### EXERCISE OBJECTIVE
Identify each line below containing the string "主要包括" and copy it.

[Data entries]
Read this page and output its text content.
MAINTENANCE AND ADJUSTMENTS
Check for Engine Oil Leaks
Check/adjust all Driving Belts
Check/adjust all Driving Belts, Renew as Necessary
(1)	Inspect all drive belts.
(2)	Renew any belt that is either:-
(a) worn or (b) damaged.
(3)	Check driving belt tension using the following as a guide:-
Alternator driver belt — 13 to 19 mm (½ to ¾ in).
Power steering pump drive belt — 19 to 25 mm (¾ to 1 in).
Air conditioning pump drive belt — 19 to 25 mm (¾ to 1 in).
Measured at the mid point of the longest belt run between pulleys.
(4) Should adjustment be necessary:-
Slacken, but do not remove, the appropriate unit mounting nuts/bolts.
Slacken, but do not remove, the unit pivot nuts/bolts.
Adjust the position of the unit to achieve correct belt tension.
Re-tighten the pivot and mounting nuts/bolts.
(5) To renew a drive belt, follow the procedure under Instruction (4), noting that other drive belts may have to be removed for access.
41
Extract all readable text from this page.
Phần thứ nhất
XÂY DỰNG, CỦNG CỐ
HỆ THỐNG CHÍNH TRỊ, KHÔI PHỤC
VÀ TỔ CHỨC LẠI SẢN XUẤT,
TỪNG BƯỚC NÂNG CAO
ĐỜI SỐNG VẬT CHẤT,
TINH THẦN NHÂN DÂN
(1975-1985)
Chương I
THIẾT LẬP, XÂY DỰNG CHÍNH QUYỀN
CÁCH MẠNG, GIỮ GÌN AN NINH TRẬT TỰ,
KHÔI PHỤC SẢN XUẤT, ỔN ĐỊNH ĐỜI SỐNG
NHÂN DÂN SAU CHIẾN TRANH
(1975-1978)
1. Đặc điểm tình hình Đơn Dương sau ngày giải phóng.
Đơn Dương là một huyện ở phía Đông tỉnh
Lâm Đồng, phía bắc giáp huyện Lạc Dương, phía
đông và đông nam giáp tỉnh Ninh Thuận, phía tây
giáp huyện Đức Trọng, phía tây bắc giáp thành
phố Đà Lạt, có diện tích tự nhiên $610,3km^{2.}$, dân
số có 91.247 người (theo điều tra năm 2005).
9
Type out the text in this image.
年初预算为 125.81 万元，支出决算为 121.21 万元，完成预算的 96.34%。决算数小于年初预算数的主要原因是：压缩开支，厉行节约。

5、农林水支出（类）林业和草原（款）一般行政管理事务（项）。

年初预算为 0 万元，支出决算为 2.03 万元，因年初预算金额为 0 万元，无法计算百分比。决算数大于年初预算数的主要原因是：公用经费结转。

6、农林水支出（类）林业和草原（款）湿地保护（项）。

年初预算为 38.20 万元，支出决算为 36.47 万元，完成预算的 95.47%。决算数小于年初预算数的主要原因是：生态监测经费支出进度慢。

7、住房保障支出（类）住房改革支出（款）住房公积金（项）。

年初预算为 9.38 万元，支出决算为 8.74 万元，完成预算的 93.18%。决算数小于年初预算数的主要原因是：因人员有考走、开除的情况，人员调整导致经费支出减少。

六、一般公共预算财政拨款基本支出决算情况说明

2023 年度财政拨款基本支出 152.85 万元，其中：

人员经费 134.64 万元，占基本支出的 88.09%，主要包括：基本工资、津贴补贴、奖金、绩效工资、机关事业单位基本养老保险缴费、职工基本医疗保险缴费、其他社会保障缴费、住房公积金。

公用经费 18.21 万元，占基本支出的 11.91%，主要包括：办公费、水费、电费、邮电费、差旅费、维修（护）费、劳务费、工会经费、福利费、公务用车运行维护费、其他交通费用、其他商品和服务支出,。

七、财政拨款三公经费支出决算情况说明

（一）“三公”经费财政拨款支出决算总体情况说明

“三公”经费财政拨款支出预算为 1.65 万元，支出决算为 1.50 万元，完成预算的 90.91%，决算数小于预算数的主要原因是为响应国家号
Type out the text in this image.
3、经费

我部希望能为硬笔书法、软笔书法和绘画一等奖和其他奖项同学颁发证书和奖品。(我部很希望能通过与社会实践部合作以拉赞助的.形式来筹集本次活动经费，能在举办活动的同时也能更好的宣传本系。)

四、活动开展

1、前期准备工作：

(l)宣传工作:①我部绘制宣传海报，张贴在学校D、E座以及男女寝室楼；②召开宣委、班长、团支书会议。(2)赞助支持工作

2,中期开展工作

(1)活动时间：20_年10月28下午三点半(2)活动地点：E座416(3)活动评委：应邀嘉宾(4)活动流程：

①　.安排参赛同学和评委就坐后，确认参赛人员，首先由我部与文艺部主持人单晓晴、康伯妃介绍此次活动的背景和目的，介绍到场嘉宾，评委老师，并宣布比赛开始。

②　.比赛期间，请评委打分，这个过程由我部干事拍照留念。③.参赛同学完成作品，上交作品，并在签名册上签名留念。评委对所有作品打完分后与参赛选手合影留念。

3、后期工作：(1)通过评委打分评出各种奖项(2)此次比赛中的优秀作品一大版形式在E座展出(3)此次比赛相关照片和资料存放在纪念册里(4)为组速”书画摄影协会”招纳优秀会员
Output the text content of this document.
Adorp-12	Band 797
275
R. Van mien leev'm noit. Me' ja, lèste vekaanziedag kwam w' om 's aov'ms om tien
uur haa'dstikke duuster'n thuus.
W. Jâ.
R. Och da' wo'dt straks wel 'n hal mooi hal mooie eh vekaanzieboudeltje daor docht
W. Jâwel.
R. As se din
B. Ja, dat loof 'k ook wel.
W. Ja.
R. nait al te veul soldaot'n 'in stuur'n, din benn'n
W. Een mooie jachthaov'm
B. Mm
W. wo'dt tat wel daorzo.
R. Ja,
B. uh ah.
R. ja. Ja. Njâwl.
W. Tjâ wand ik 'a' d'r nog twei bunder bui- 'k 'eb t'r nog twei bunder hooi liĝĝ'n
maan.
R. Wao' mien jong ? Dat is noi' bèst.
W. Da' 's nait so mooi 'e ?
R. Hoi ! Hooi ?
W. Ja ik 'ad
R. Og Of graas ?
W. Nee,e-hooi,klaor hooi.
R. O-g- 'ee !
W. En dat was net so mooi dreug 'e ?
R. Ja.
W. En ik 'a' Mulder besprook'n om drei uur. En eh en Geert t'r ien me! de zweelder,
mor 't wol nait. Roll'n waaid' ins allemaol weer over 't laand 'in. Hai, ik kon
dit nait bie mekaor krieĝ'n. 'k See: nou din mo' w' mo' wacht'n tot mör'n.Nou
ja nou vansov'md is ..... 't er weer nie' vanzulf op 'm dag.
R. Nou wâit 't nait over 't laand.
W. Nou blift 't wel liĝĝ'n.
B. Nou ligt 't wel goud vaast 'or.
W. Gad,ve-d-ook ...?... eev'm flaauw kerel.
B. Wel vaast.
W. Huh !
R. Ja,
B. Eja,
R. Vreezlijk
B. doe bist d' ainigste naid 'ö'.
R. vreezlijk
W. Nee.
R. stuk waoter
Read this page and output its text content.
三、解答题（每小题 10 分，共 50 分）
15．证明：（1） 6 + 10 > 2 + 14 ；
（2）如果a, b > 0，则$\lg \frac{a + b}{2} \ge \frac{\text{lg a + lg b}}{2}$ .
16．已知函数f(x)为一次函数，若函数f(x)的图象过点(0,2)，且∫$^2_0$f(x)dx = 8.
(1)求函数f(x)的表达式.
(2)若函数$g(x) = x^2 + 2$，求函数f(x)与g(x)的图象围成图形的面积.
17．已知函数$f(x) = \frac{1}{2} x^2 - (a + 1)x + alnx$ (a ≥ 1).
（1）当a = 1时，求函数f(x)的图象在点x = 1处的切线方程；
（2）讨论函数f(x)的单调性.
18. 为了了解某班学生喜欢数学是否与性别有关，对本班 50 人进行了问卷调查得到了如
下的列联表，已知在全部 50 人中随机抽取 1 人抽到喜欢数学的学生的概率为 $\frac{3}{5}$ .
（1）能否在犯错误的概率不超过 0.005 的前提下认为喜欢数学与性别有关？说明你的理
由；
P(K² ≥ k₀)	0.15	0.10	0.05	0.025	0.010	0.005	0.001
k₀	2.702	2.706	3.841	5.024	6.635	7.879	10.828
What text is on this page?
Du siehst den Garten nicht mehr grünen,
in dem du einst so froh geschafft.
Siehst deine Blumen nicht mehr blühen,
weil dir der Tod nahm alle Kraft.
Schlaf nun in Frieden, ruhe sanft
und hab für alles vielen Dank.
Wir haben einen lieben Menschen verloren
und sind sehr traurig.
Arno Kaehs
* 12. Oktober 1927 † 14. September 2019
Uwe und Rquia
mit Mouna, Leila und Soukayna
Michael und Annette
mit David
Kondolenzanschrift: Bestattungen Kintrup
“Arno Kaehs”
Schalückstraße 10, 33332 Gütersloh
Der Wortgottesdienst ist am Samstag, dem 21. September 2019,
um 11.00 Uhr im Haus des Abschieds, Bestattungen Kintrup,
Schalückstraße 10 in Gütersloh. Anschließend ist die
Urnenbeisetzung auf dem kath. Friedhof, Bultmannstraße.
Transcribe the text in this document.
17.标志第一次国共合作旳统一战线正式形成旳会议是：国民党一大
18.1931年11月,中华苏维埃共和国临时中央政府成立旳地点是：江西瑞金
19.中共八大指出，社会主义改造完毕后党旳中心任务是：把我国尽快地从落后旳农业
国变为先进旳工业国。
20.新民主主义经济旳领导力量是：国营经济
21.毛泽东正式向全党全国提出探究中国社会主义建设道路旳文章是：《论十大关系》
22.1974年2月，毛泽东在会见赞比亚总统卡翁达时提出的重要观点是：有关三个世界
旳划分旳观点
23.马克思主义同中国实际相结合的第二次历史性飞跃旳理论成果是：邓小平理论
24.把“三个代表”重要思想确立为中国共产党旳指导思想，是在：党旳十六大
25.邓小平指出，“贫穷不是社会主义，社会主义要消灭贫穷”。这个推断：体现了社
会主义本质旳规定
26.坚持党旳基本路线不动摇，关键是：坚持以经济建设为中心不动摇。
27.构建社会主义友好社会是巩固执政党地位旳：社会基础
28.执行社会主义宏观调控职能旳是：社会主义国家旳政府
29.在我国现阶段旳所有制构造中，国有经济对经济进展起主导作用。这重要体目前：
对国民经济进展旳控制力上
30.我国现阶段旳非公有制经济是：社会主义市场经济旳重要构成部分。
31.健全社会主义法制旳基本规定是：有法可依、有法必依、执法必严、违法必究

### TASK OUTPUT
人员经费 134.64 万元，占基本支出的 88.09%，主要包括：基本工资、津贴补贴、奖金、绩效工资、机关事业单位基本养老保险缴费、职工基本医疗保险缴费、其他社会保障缴费、住房公积金。
公用经费 18.21 万元，占基本支出的 11.91%，主要包括：办公费、水费、电费、邮电费、差旅费、维修（护）费、劳务费、工会经费、福利费、公务用车运行维护费、其他交通费用、其他商品和服务支出,。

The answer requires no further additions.